• Supplied material
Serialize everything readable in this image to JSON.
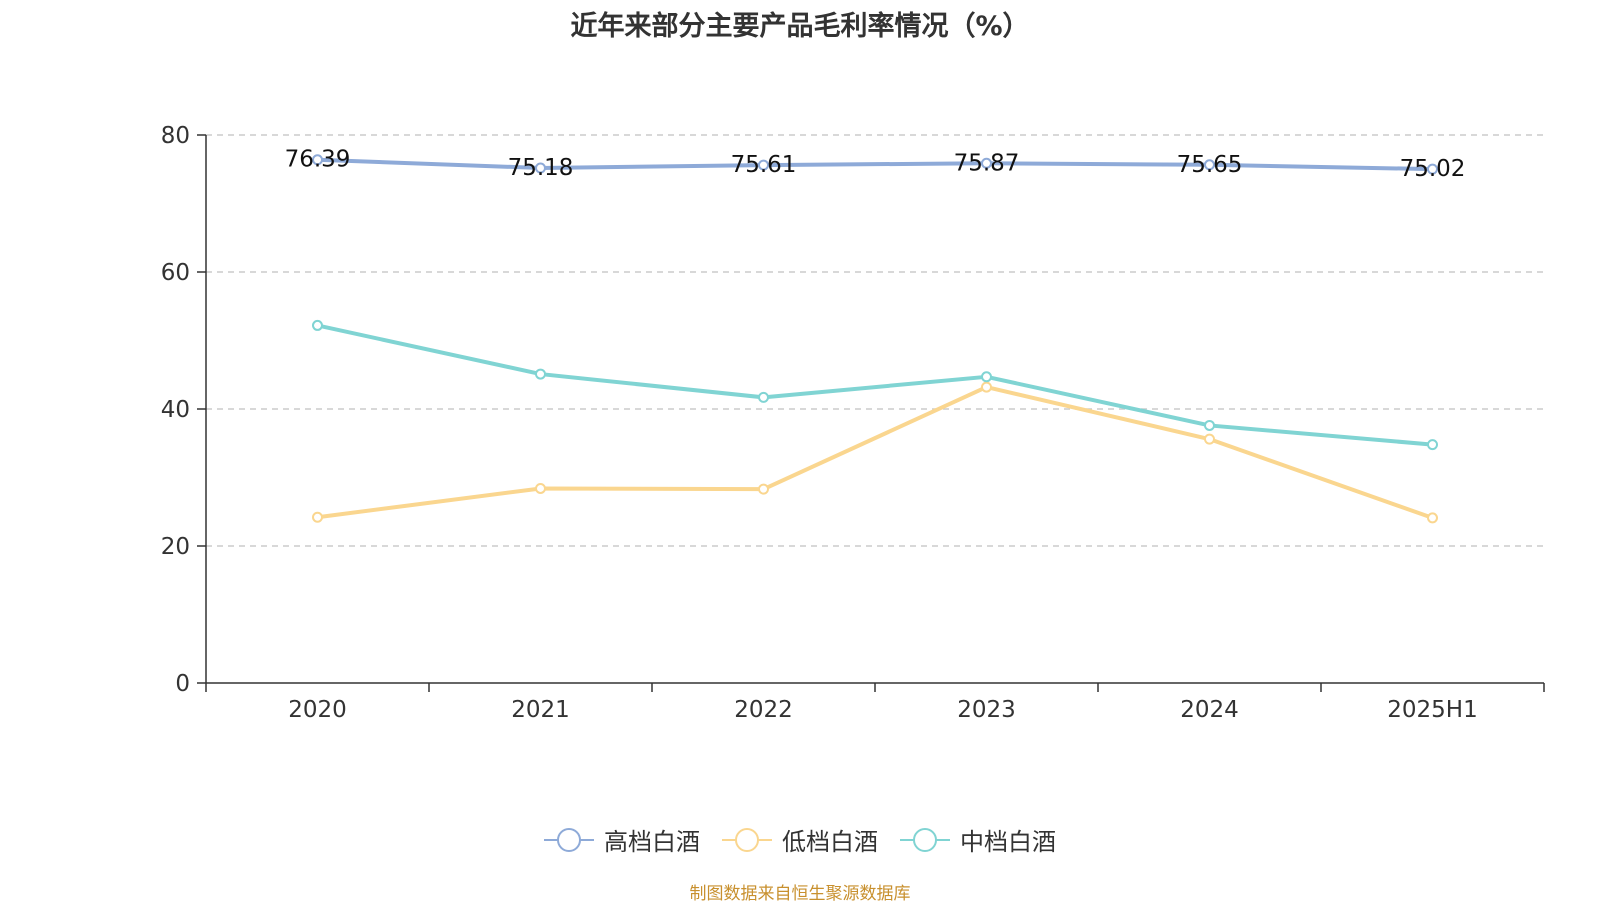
{
  "title": "近年来部分主要产品毛利率情况（%）",
  "source": "制图数据来自恒生聚源数据库",
  "chart_data": {
    "type": "line",
    "title": "近年来部分主要产品毛利率情况（%）",
    "categories": [
      "2020",
      "2021",
      "2022",
      "2023",
      "2024",
      "2025H1"
    ],
    "ylim": [
      0,
      80
    ],
    "yticks": [
      0,
      20,
      40,
      60,
      80
    ],
    "grid": true,
    "legend_position": "bottom",
    "series": [
      {
        "name": "高档白酒",
        "color": "#8eaad8",
        "show_labels": true,
        "values": [
          76.39,
          75.18,
          75.61,
          75.87,
          75.65,
          75.02
        ]
      },
      {
        "name": "低档白酒",
        "color": "#fad68f",
        "show_labels": false,
        "values": [
          24.2,
          28.4,
          28.3,
          43.2,
          35.6,
          24.1
        ]
      },
      {
        "name": "中档白酒",
        "color": "#80d4d3",
        "show_labels": false,
        "values": [
          52.2,
          45.1,
          41.7,
          44.7,
          37.6,
          34.8
        ]
      }
    ]
  }
}
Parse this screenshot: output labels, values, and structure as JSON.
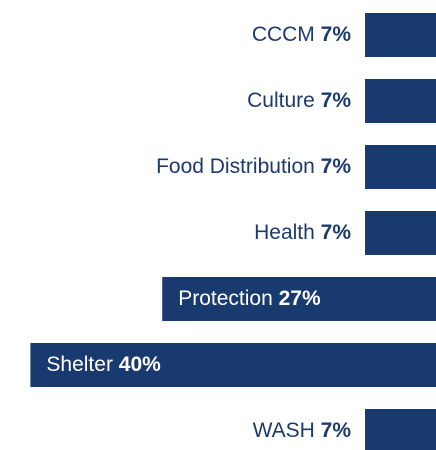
{
  "chart_data": {
    "type": "bar",
    "orientation": "horizontal",
    "categories": [
      "CCCM",
      "Culture",
      "Food Distribution",
      "Health",
      "Protection",
      "Shelter",
      "WASH"
    ],
    "values": [
      7,
      7,
      7,
      7,
      27,
      40,
      7
    ],
    "value_labels": [
      "7%",
      "7%",
      "7%",
      "7%",
      "27%",
      "40%",
      "7%"
    ],
    "color": "#193a6f",
    "label_color": "#1d3a6d",
    "inside_label_color": "#ffffff",
    "xlim": [
      0,
      43
    ]
  }
}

• What is expected
Repeat the full listing above exactly, with no pictures in the copy.

• Output for this exercise
Serialize everything readable in this image to JSON.
{
  "title": "近年来部分主要产品毛利率情况（%）",
  "source": "制图数据来自恒生聚源数据库",
  "chart_data": {
    "type": "line",
    "title": "近年来部分主要产品毛利率情况（%）",
    "categories": [
      "2020",
      "2021",
      "2022",
      "2023",
      "2024",
      "2025H1"
    ],
    "ylim": [
      0,
      80
    ],
    "yticks": [
      0,
      20,
      40,
      60,
      80
    ],
    "grid": true,
    "legend_position": "bottom",
    "series": [
      {
        "name": "高档白酒",
        "color": "#8eaad8",
        "show_labels": true,
        "values": [
          76.39,
          75.18,
          75.61,
          75.87,
          75.65,
          75.02
        ]
      },
      {
        "name": "低档白酒",
        "color": "#fad68f",
        "show_labels": false,
        "values": [
          24.2,
          28.4,
          28.3,
          43.2,
          35.6,
          24.1
        ]
      },
      {
        "name": "中档白酒",
        "color": "#80d4d3",
        "show_labels": false,
        "values": [
          52.2,
          45.1,
          41.7,
          44.7,
          37.6,
          34.8
        ]
      }
    ]
  }
}
Parse this screenshot: output labels, values, and structure as JSON.
{
  "chart_data": {
    "type": "bar",
    "orientation": "horizontal",
    "categories": [
      "CCCM",
      "Culture",
      "Food Distribution",
      "Health",
      "Protection",
      "Shelter",
      "WASH"
    ],
    "values": [
      7,
      7,
      7,
      7,
      27,
      40,
      7
    ],
    "value_labels": [
      "7%",
      "7%",
      "7%",
      "7%",
      "27%",
      "40%",
      "7%"
    ],
    "color": "#193a6f",
    "label_color": "#1d3a6d",
    "inside_label_color": "#ffffff",
    "xlim": [
      0,
      43
    ]
  }
}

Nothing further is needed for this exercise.